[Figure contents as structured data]
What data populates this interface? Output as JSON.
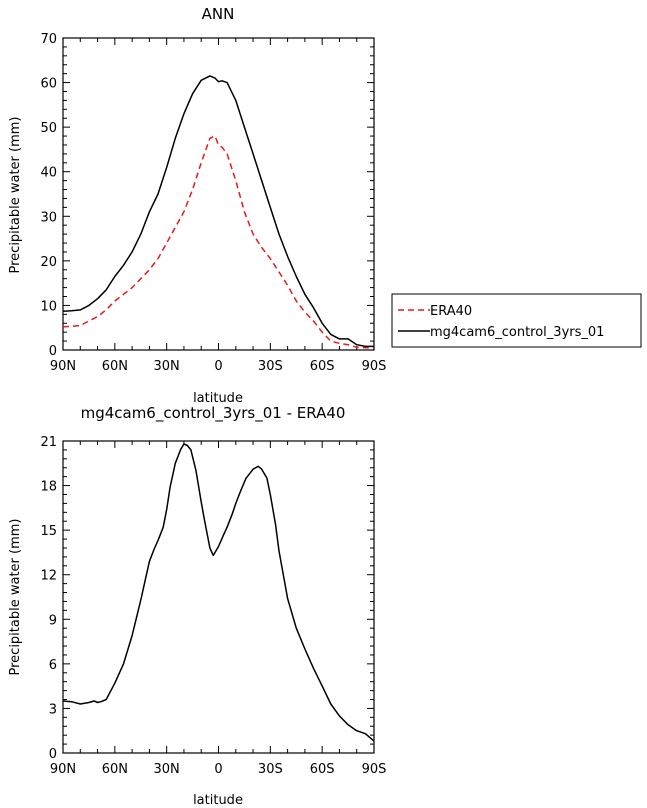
{
  "colors": {
    "model": "#000000",
    "obs": "#e41a1c"
  },
  "chart_data": [
    {
      "type": "line",
      "title": "ANN",
      "xlabel": "latitude",
      "ylabel": "Precipitable water (mm)",
      "xlim": [
        90,
        -90
      ],
      "ylim": [
        0,
        70
      ],
      "yticks": [
        0,
        10,
        20,
        30,
        40,
        50,
        60,
        70
      ],
      "xticks": [
        {
          "value": 90,
          "label": "90N"
        },
        {
          "value": 60,
          "label": "60N"
        },
        {
          "value": 30,
          "label": "30N"
        },
        {
          "value": 0,
          "label": "0"
        },
        {
          "value": -30,
          "label": "30S"
        },
        {
          "value": -60,
          "label": "60S"
        },
        {
          "value": -90,
          "label": "90S"
        }
      ],
      "legend_position": "right",
      "series": [
        {
          "name": "ERA40",
          "style": "dashed",
          "color": "#e41a1c",
          "x": [
            90,
            85,
            80,
            75,
            70,
            65,
            60,
            55,
            50,
            45,
            40,
            35,
            30,
            25,
            20,
            15,
            10,
            5,
            2,
            0,
            -2,
            -5,
            -10,
            -15,
            -20,
            -25,
            -30,
            -35,
            -40,
            -45,
            -50,
            -55,
            -60,
            -65,
            -70,
            -75,
            -80,
            -85,
            -90
          ],
          "y": [
            5.2,
            5.3,
            5.5,
            6.5,
            7.5,
            9,
            11,
            12.5,
            14,
            16,
            18,
            20.5,
            24,
            27.5,
            31,
            36,
            42,
            47.5,
            48,
            46,
            45.5,
            44,
            38,
            31,
            26,
            23,
            20.5,
            17.5,
            14.5,
            11,
            8.5,
            6.5,
            4,
            2,
            1.5,
            1.2,
            0.6,
            0.5,
            0.5
          ]
        },
        {
          "name": "mg4cam6_control_3yrs_01",
          "style": "solid",
          "color": "#000000",
          "x": [
            90,
            85,
            80,
            75,
            70,
            65,
            60,
            55,
            50,
            45,
            40,
            35,
            30,
            25,
            20,
            15,
            10,
            5,
            2,
            0,
            -2,
            -5,
            -10,
            -15,
            -20,
            -25,
            -30,
            -35,
            -40,
            -45,
            -50,
            -55,
            -60,
            -65,
            -70,
            -75,
            -80,
            -85,
            -90
          ],
          "y": [
            8.7,
            8.8,
            9,
            10,
            11.5,
            13.5,
            16.5,
            19,
            22,
            26,
            31,
            35,
            41,
            47.5,
            53,
            57.5,
            60.5,
            61.5,
            61,
            60.2,
            60.4,
            60,
            56,
            50,
            44,
            38,
            32,
            26,
            21,
            16.5,
            12.5,
            9.5,
            6,
            3.5,
            2.5,
            2.5,
            1.2,
            0.8,
            0.8
          ]
        }
      ]
    },
    {
      "type": "line",
      "title": "mg4cam6_control_3yrs_01 - ERA40",
      "xlabel": "latitude",
      "ylabel": "Precipitable water (mm)",
      "xlim": [
        90,
        -90
      ],
      "ylim": [
        0,
        21
      ],
      "yticks": [
        0,
        3,
        6,
        9,
        12,
        15,
        18,
        21
      ],
      "xticks": [
        {
          "value": 90,
          "label": "90N"
        },
        {
          "value": 60,
          "label": "60N"
        },
        {
          "value": 30,
          "label": "30N"
        },
        {
          "value": 0,
          "label": "0"
        },
        {
          "value": -30,
          "label": "30S"
        },
        {
          "value": -60,
          "label": "60S"
        },
        {
          "value": -90,
          "label": "90S"
        }
      ],
      "series": [
        {
          "style": "solid",
          "color": "#000000",
          "x": [
            90,
            85,
            80,
            75,
            72,
            70,
            68,
            65,
            60,
            55,
            50,
            45,
            40,
            37,
            35,
            32,
            30,
            28,
            25,
            22,
            20,
            18,
            16,
            13,
            10,
            8,
            5,
            3,
            0,
            -3,
            -5,
            -8,
            -10,
            -13,
            -16,
            -18,
            -20,
            -23,
            -25,
            -28,
            -30,
            -33,
            -35,
            -40,
            -45,
            -50,
            -55,
            -60,
            -65,
            -70,
            -75,
            -80,
            -85,
            -88,
            -90
          ],
          "y": [
            3.5,
            3.45,
            3.3,
            3.4,
            3.5,
            3.4,
            3.45,
            3.6,
            4.7,
            6.0,
            7.9,
            10.3,
            12.9,
            13.8,
            14.3,
            15.2,
            16.4,
            17.9,
            19.5,
            20.4,
            20.8,
            20.7,
            20.4,
            19.0,
            16.9,
            15.6,
            13.8,
            13.3,
            13.9,
            14.7,
            15.2,
            16.1,
            16.8,
            17.7,
            18.5,
            18.8,
            19.1,
            19.3,
            19.1,
            18.5,
            17.4,
            15.4,
            13.6,
            10.4,
            8.4,
            7.0,
            5.7,
            4.5,
            3.3,
            2.5,
            1.9,
            1.5,
            1.3,
            1.0,
            0.8
          ]
        }
      ]
    }
  ]
}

- _Given problem_: All entries must be written out again exactly as given, with no pictures in the copy.

- _Output of the task_:
What data populates this interface? Output as JSON.
{
  "colors": {
    "model": "#000000",
    "obs": "#e41a1c"
  },
  "chart_data": [
    {
      "type": "line",
      "title": "ANN",
      "xlabel": "latitude",
      "ylabel": "Precipitable water (mm)",
      "xlim": [
        90,
        -90
      ],
      "ylim": [
        0,
        70
      ],
      "yticks": [
        0,
        10,
        20,
        30,
        40,
        50,
        60,
        70
      ],
      "xticks": [
        {
          "value": 90,
          "label": "90N"
        },
        {
          "value": 60,
          "label": "60N"
        },
        {
          "value": 30,
          "label": "30N"
        },
        {
          "value": 0,
          "label": "0"
        },
        {
          "value": -30,
          "label": "30S"
        },
        {
          "value": -60,
          "label": "60S"
        },
        {
          "value": -90,
          "label": "90S"
        }
      ],
      "legend_position": "right",
      "series": [
        {
          "name": "ERA40",
          "style": "dashed",
          "color": "#e41a1c",
          "x": [
            90,
            85,
            80,
            75,
            70,
            65,
            60,
            55,
            50,
            45,
            40,
            35,
            30,
            25,
            20,
            15,
            10,
            5,
            2,
            0,
            -2,
            -5,
            -10,
            -15,
            -20,
            -25,
            -30,
            -35,
            -40,
            -45,
            -50,
            -55,
            -60,
            -65,
            -70,
            -75,
            -80,
            -85,
            -90
          ],
          "y": [
            5.2,
            5.3,
            5.5,
            6.5,
            7.5,
            9,
            11,
            12.5,
            14,
            16,
            18,
            20.5,
            24,
            27.5,
            31,
            36,
            42,
            47.5,
            48,
            46,
            45.5,
            44,
            38,
            31,
            26,
            23,
            20.5,
            17.5,
            14.5,
            11,
            8.5,
            6.5,
            4,
            2,
            1.5,
            1.2,
            0.6,
            0.5,
            0.5
          ]
        },
        {
          "name": "mg4cam6_control_3yrs_01",
          "style": "solid",
          "color": "#000000",
          "x": [
            90,
            85,
            80,
            75,
            70,
            65,
            60,
            55,
            50,
            45,
            40,
            35,
            30,
            25,
            20,
            15,
            10,
            5,
            2,
            0,
            -2,
            -5,
            -10,
            -15,
            -20,
            -25,
            -30,
            -35,
            -40,
            -45,
            -50,
            -55,
            -60,
            -65,
            -70,
            -75,
            -80,
            -85,
            -90
          ],
          "y": [
            8.7,
            8.8,
            9,
            10,
            11.5,
            13.5,
            16.5,
            19,
            22,
            26,
            31,
            35,
            41,
            47.5,
            53,
            57.5,
            60.5,
            61.5,
            61,
            60.2,
            60.4,
            60,
            56,
            50,
            44,
            38,
            32,
            26,
            21,
            16.5,
            12.5,
            9.5,
            6,
            3.5,
            2.5,
            2.5,
            1.2,
            0.8,
            0.8
          ]
        }
      ]
    },
    {
      "type": "line",
      "title": "mg4cam6_control_3yrs_01 - ERA40",
      "xlabel": "latitude",
      "ylabel": "Precipitable water (mm)",
      "xlim": [
        90,
        -90
      ],
      "ylim": [
        0,
        21
      ],
      "yticks": [
        0,
        3,
        6,
        9,
        12,
        15,
        18,
        21
      ],
      "xticks": [
        {
          "value": 90,
          "label": "90N"
        },
        {
          "value": 60,
          "label": "60N"
        },
        {
          "value": 30,
          "label": "30N"
        },
        {
          "value": 0,
          "label": "0"
        },
        {
          "value": -30,
          "label": "30S"
        },
        {
          "value": -60,
          "label": "60S"
        },
        {
          "value": -90,
          "label": "90S"
        }
      ],
      "series": [
        {
          "style": "solid",
          "color": "#000000",
          "x": [
            90,
            85,
            80,
            75,
            72,
            70,
            68,
            65,
            60,
            55,
            50,
            45,
            40,
            37,
            35,
            32,
            30,
            28,
            25,
            22,
            20,
            18,
            16,
            13,
            10,
            8,
            5,
            3,
            0,
            -3,
            -5,
            -8,
            -10,
            -13,
            -16,
            -18,
            -20,
            -23,
            -25,
            -28,
            -30,
            -33,
            -35,
            -40,
            -45,
            -50,
            -55,
            -60,
            -65,
            -70,
            -75,
            -80,
            -85,
            -88,
            -90
          ],
          "y": [
            3.5,
            3.45,
            3.3,
            3.4,
            3.5,
            3.4,
            3.45,
            3.6,
            4.7,
            6.0,
            7.9,
            10.3,
            12.9,
            13.8,
            14.3,
            15.2,
            16.4,
            17.9,
            19.5,
            20.4,
            20.8,
            20.7,
            20.4,
            19.0,
            16.9,
            15.6,
            13.8,
            13.3,
            13.9,
            14.7,
            15.2,
            16.1,
            16.8,
            17.7,
            18.5,
            18.8,
            19.1,
            19.3,
            19.1,
            18.5,
            17.4,
            15.4,
            13.6,
            10.4,
            8.4,
            7.0,
            5.7,
            4.5,
            3.3,
            2.5,
            1.9,
            1.5,
            1.3,
            1.0,
            0.8
          ]
        }
      ]
    }
  ]
}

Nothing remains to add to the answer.